== Extracted information ==
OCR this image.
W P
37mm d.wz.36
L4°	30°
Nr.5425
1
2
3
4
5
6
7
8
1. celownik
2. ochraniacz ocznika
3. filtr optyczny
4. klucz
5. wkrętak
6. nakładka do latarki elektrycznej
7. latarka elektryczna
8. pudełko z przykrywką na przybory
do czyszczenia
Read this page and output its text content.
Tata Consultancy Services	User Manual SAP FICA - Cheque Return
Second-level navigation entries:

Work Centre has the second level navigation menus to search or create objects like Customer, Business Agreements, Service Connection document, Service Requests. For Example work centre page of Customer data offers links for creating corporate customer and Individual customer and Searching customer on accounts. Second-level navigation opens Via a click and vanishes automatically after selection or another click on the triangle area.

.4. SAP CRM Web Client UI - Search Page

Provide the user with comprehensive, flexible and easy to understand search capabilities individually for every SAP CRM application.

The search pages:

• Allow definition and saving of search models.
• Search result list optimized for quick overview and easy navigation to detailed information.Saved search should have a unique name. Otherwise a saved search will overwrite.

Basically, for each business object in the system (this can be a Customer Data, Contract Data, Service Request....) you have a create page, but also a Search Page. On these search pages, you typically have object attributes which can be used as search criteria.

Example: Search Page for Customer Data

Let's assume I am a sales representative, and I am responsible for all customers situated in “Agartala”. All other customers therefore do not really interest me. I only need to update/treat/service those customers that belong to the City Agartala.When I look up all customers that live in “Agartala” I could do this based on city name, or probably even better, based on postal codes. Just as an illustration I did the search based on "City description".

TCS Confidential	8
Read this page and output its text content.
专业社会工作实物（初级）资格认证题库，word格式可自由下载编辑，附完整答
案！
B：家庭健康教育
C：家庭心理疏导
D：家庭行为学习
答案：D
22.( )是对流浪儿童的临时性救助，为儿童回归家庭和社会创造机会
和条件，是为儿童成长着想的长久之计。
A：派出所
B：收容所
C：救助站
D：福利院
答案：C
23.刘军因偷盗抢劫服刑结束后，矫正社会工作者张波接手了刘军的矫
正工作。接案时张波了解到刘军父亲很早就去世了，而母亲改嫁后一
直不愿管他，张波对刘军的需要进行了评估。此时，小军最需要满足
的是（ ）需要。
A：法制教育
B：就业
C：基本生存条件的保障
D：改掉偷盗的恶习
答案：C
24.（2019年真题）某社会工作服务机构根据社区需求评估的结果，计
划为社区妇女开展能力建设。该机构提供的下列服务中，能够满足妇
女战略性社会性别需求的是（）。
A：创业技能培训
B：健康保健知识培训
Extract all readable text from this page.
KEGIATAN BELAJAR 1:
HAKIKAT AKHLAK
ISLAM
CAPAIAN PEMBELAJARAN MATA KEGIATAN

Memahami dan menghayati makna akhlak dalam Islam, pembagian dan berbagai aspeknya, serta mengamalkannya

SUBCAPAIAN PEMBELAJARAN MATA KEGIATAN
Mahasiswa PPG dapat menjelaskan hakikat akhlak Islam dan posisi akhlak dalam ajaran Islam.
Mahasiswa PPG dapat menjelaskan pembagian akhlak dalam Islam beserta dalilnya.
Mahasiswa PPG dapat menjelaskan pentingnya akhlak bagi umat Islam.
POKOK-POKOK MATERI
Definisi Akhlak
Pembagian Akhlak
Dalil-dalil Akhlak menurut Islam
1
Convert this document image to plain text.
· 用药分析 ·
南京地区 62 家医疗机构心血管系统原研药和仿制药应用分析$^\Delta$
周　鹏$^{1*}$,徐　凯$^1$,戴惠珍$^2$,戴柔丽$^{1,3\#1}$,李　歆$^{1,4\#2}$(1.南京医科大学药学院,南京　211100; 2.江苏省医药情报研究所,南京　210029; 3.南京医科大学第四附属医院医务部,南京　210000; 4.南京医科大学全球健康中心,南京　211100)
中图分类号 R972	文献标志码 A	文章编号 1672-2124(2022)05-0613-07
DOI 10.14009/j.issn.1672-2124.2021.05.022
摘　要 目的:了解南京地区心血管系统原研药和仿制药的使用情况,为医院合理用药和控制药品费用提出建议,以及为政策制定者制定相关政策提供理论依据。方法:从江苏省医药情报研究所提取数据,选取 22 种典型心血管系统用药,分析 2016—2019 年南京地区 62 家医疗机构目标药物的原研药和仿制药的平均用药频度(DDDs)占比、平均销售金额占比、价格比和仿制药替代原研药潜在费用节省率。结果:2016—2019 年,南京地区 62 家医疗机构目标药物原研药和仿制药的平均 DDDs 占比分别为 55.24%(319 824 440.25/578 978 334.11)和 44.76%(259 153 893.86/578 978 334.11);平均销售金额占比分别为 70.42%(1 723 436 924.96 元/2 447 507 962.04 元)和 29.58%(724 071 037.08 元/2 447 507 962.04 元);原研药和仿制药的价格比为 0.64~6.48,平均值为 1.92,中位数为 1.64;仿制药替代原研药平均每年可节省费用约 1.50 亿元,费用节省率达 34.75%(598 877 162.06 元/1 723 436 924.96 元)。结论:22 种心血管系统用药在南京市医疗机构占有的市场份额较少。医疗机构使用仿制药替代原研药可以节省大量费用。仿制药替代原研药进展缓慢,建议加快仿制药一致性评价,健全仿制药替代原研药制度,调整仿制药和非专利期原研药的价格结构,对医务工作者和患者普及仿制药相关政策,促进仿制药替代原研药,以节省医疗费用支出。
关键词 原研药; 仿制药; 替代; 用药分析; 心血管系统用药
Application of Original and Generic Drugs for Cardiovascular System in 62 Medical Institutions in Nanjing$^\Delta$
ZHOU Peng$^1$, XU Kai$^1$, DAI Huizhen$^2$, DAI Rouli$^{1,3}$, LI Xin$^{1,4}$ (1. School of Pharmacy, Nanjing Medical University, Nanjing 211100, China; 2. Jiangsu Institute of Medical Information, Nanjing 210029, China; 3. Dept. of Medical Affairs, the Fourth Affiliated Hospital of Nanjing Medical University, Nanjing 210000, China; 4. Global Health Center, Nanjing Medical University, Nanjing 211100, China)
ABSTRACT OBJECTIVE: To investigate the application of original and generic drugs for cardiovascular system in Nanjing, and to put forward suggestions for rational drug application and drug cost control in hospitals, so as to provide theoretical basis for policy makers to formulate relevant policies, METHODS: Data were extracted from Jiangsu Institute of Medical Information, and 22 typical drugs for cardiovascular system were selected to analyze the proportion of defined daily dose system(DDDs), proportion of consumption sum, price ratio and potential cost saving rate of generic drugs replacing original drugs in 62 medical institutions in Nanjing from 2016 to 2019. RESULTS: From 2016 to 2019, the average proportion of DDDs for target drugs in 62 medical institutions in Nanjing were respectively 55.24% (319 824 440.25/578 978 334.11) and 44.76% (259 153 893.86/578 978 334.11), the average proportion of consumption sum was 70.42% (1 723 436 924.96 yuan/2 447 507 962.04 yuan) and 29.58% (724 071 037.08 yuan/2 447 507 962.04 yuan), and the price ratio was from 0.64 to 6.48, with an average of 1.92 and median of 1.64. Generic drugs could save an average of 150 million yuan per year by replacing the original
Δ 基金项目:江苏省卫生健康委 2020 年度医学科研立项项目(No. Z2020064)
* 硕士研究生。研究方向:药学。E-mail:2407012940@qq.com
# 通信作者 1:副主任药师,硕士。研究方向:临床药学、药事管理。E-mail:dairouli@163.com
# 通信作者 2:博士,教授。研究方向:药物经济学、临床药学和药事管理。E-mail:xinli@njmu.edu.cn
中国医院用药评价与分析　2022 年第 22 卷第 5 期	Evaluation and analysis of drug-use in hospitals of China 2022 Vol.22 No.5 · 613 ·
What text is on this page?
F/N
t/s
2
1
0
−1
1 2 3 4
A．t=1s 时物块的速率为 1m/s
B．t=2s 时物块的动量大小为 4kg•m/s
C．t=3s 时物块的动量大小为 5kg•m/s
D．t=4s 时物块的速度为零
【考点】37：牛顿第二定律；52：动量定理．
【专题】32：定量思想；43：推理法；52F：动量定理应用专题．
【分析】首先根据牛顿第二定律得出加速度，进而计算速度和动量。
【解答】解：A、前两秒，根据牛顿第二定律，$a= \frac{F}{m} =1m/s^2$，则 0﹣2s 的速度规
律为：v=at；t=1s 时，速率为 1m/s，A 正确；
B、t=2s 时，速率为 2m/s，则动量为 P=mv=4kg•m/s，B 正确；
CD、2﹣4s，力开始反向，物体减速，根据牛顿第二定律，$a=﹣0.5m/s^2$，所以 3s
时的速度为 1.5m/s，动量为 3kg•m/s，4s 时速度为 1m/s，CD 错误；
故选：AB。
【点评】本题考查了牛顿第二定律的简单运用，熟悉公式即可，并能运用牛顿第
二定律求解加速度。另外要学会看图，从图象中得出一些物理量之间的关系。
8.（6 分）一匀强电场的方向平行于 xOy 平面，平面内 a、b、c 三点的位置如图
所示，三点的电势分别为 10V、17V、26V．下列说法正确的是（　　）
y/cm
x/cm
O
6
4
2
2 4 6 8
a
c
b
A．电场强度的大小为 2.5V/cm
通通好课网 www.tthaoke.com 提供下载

== Task brief ==
Collect, from the material above, every line containing the word "MATA".

== Exercise result ==
CAPAIAN PEMBELAJARAN MATA KEGIATAN
SUBCAPAIAN PEMBELAJARAN MATA KEGIATAN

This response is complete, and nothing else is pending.